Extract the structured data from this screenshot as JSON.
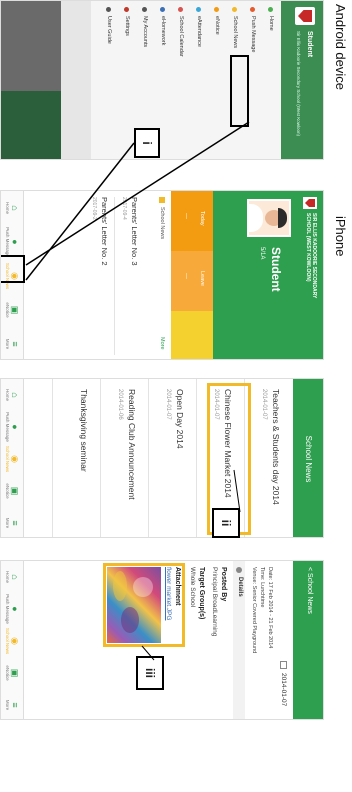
{
  "captions": {
    "android": "Android device",
    "iphone": "iPhone"
  },
  "callouts": [
    "i",
    "ii",
    "iii"
  ],
  "android": {
    "header_title": "Student",
    "header_subtitle": "Sir Ellis Kadoorie Secondary School (West Kowloon)",
    "menu": [
      {
        "label": "Home",
        "color": "#4caf50"
      },
      {
        "label": "Push Message",
        "color": "#e65a2c"
      },
      {
        "label": "School News",
        "color": "#f2b928"
      },
      {
        "label": "eNotice",
        "color": "#f39c12"
      },
      {
        "label": "eAttendance",
        "color": "#3aa7d9"
      },
      {
        "label": "School Calendar",
        "color": "#d9534f"
      },
      {
        "label": "eHomework",
        "color": "#3b6fb6"
      },
      {
        "label": "My Accounts",
        "color": "#555555"
      },
      {
        "label": "Settings",
        "color": "#c0392b"
      },
      {
        "label": "User Guide",
        "color": "#555555"
      }
    ]
  },
  "iphone1": {
    "school_name_line1": "SIR ELLIS KADOORIE SECONDARY",
    "school_name_line2": "SCHOOL (WEST KOWLOON)",
    "student_label": "Student",
    "class_label": "5/1A",
    "today_label": "Today",
    "leave_label": "Leave",
    "dash1": "---",
    "dash2": "---",
    "section_title": "School News",
    "more_label": "More",
    "news": [
      {
        "title": "Parents' Letter No. 3",
        "date": "2017-09-4"
      },
      {
        "title": "Parents' Letter No. 2",
        "date": "2017-09-2"
      }
    ]
  },
  "iphone2": {
    "title": "School News",
    "items": [
      {
        "title": "Teachers & Students day 2014",
        "date": "2014-01-07"
      },
      {
        "title": "Chinese Flower Market 2014",
        "date": "2014-01-07"
      },
      {
        "title": "Open Day 2014",
        "date": "2014-01-07"
      },
      {
        "title": "Reading Club Announcement",
        "date": "2014-01-06"
      },
      {
        "title": "Thanksgiving seminar",
        "date": ""
      }
    ]
  },
  "iphone3": {
    "back_label": "< School News",
    "date": "2014-01-07",
    "info_date": "Date: 17 Feb 2014 - 21 Feb 2014",
    "info_time": "Time: Lunchtime",
    "info_venue": "Venue: Senior Covered Playground",
    "details_label": "Details",
    "posted_by_label": "Posted By",
    "posted_by_value": "Principal BroadLearning",
    "target_label": "Target Group(s)",
    "target_value": "Whole School",
    "attachment_label": "Attachment",
    "attachment_file": "flower market.JPG"
  },
  "tabbar": [
    {
      "label": "Home",
      "icon": "home-icon"
    },
    {
      "label": "Push Message",
      "icon": "chat-icon"
    },
    {
      "label": "School News",
      "icon": "broadcast-icon"
    },
    {
      "label": "eNotice",
      "icon": "notice-icon"
    },
    {
      "label": "More",
      "icon": "menu-icon"
    }
  ],
  "colors": {
    "green": "#2e9e4f",
    "highlight": "#f2b928",
    "orange": "#f39c12",
    "yellow": "#f5d130"
  }
}
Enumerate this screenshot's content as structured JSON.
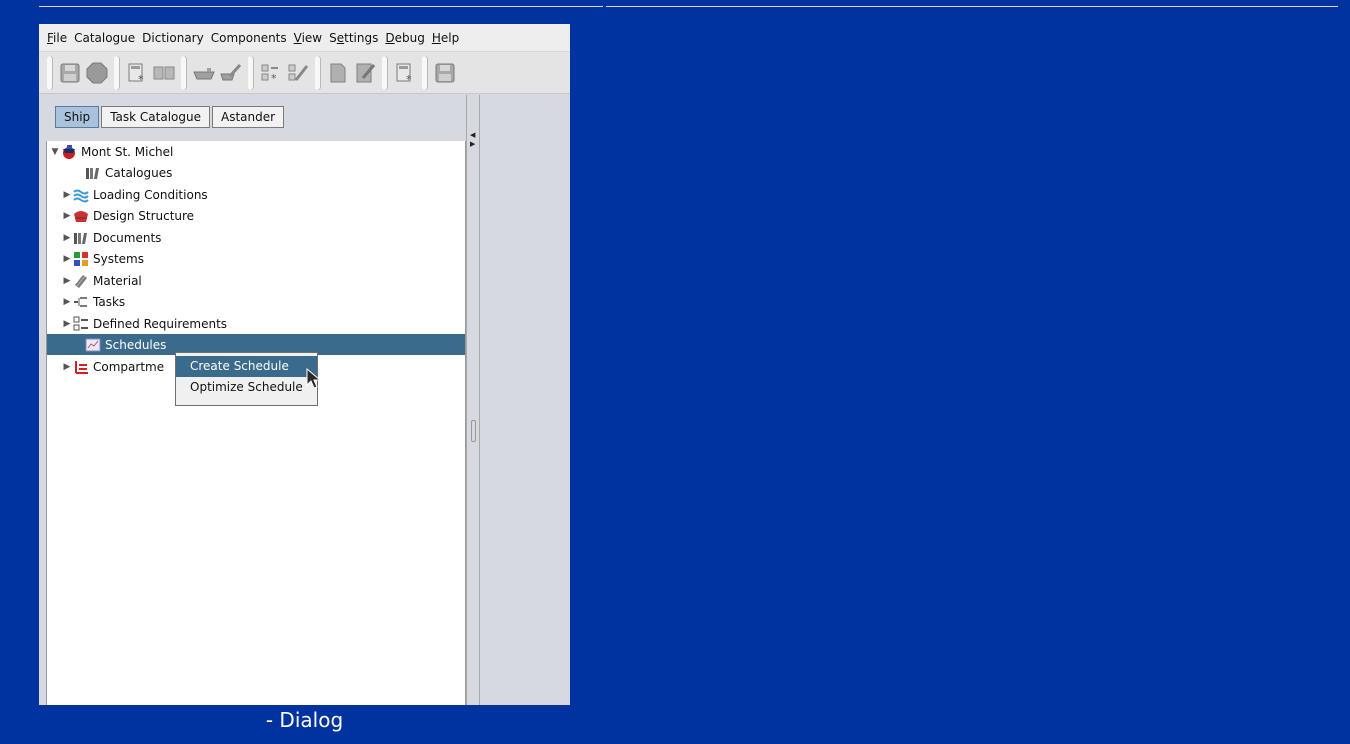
{
  "window": {
    "title": "- Dialog"
  },
  "menu": {
    "items": [
      {
        "pre": "",
        "u": "F",
        "post": "ile"
      },
      {
        "pre": "Catalogue",
        "u": "",
        "post": ""
      },
      {
        "pre": "Dictionary",
        "u": "",
        "post": ""
      },
      {
        "pre": "Components",
        "u": "",
        "post": ""
      },
      {
        "pre": "",
        "u": "V",
        "post": "iew"
      },
      {
        "pre": "S",
        "u": "e",
        "post": "ttings"
      },
      {
        "pre": "",
        "u": "D",
        "post": "ebug"
      },
      {
        "pre": "",
        "u": "H",
        "post": "elp"
      }
    ]
  },
  "toolbar": {
    "icons": [
      "save-icon",
      "stop-icon",
      "new-document-icon",
      "book-icon",
      "ship-icon",
      "edit-ship-icon",
      "checklist-new-icon",
      "checklist-edit-icon",
      "document-new-icon",
      "document-edit-icon",
      "new-document-icon",
      "save-icon"
    ]
  },
  "tabs": [
    {
      "label": "Ship",
      "active": true
    },
    {
      "label": "Task Catalogue",
      "active": false
    },
    {
      "label": "Astander",
      "active": false
    }
  ],
  "tree": {
    "root": "Mont St. Michel",
    "items": [
      {
        "label": "Catalogues",
        "icon": "catalogues-icon",
        "expandable": false
      },
      {
        "label": "Loading Conditions",
        "icon": "waves-icon",
        "expandable": true
      },
      {
        "label": "Design Structure",
        "icon": "hull-icon",
        "expandable": true
      },
      {
        "label": "Documents",
        "icon": "documents-icon",
        "expandable": true
      },
      {
        "label": "Systems",
        "icon": "systems-icon",
        "expandable": true
      },
      {
        "label": "Material",
        "icon": "material-icon",
        "expandable": true
      },
      {
        "label": "Tasks",
        "icon": "tasks-icon",
        "expandable": true
      },
      {
        "label": "Defined Requirements",
        "icon": "requirements-icon",
        "expandable": true
      },
      {
        "label": "Schedules",
        "icon": "schedules-icon",
        "expandable": false,
        "selected": true
      },
      {
        "label": "Compartme",
        "icon": "compartments-icon",
        "expandable": true
      }
    ]
  },
  "context_menu": {
    "items": [
      {
        "label": "Create Schedule",
        "hover": true
      },
      {
        "label": "Optimize Schedule",
        "hover": false
      }
    ]
  },
  "colors": {
    "desktop": "#0033a0",
    "selection": "#3a6a8c",
    "active_tab": "#a9c3dc"
  }
}
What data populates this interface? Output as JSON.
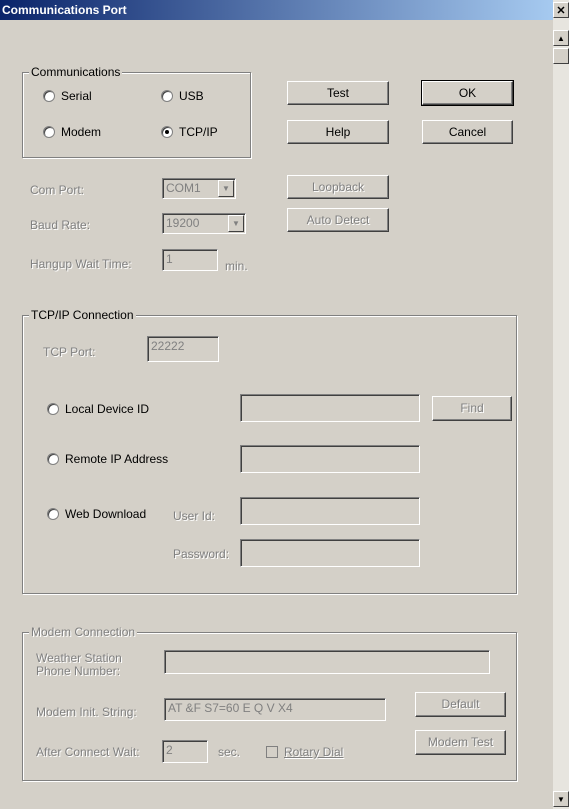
{
  "window": {
    "title": "Communications Port"
  },
  "communications": {
    "group_label": "Communications",
    "options": [
      {
        "label": "Serial",
        "selected": false
      },
      {
        "label": "USB",
        "selected": false
      },
      {
        "label": "Modem",
        "selected": false
      },
      {
        "label": "TCP/IP",
        "selected": true
      }
    ]
  },
  "buttons": {
    "test": "Test",
    "ok": "OK",
    "help": "Help",
    "cancel": "Cancel",
    "loopback": "Loopback",
    "auto_detect": "Auto Detect"
  },
  "serial": {
    "com_port_label": "Com Port:",
    "com_port_value": "COM1",
    "baud_rate_label": "Baud Rate:",
    "baud_rate_value": "19200",
    "hangup_label": "Hangup Wait Time:",
    "hangup_value": "1",
    "hangup_unit": "min."
  },
  "tcpip": {
    "group_label": "TCP/IP Connection",
    "tcp_port_label": "TCP Port:",
    "tcp_port_value": "22222",
    "local_device_label": "Local Device ID",
    "local_device_value": "",
    "find_button": "Find",
    "remote_ip_label": "Remote IP Address",
    "remote_ip_value": "",
    "web_download_label": "Web Download",
    "user_id_label": "User Id:",
    "user_id_value": "",
    "password_label": "Password:",
    "password_value": ""
  },
  "modem": {
    "group_label": "Modem Connection",
    "phone_label_line1": "Weather Station",
    "phone_label_line2": "Phone Number:",
    "phone_value": "",
    "init_string_label": "Modem Init. String:",
    "init_string_value": "AT &F S7=60 E Q V X4",
    "default_button": "Default",
    "modem_test_button": "Modem Test",
    "after_connect_label": "After Connect Wait:",
    "after_connect_value": "2",
    "after_connect_unit": "sec.",
    "rotary_dial_label": "Rotary Dial",
    "rotary_dial_checked": false
  }
}
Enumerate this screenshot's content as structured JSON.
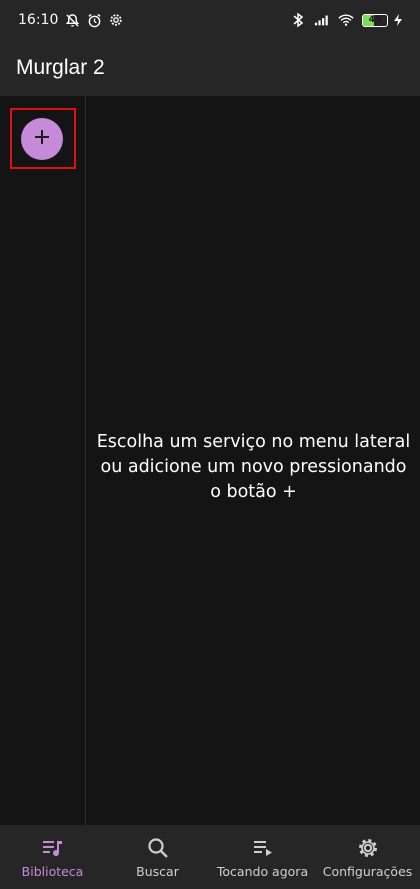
{
  "status_bar": {
    "time": "16:10",
    "battery_level": "45",
    "icons": [
      "notifications-off-icon",
      "alarm-icon",
      "settings-icon",
      "bluetooth-icon",
      "signal-icon",
      "wifi-icon",
      "battery-icon",
      "charging-icon"
    ]
  },
  "app_bar": {
    "title": "Murglar 2"
  },
  "rail": {
    "add_button_icon": "plus-icon"
  },
  "main": {
    "empty_message": "Escolha um serviço no menu lateral ou adicione um novo pressionando o botão +"
  },
  "bottom_nav": {
    "items": [
      {
        "label": "Biblioteca",
        "icon": "library-music-icon",
        "active": true
      },
      {
        "label": "Buscar",
        "icon": "search-icon",
        "active": false
      },
      {
        "label": "Tocando agora",
        "icon": "queue-music-icon",
        "active": false
      },
      {
        "label": "Configurações",
        "icon": "gear-icon",
        "active": false
      }
    ]
  },
  "colors": {
    "accent": "#c58bd8",
    "background": "#141414",
    "bar": "#262626",
    "annotation": "#e01010"
  }
}
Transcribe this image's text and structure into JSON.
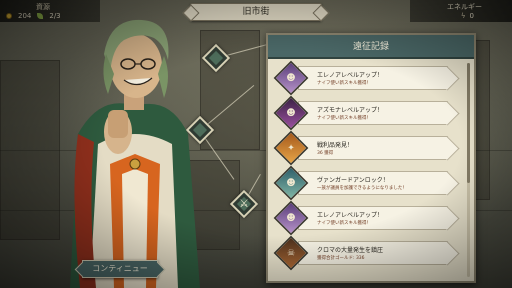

• PROBLEM:
Copy out every line with the word "this".

• EXPECTED ANSWER:
Extract the structured data from this screenshot as JSON.
Enumerate this screenshot's content as structured JSON.
What data populates this interface? Output as JSON.
Enumerate this screenshot's content as structured JSON.
Transcribe this image's text and structure into JSON.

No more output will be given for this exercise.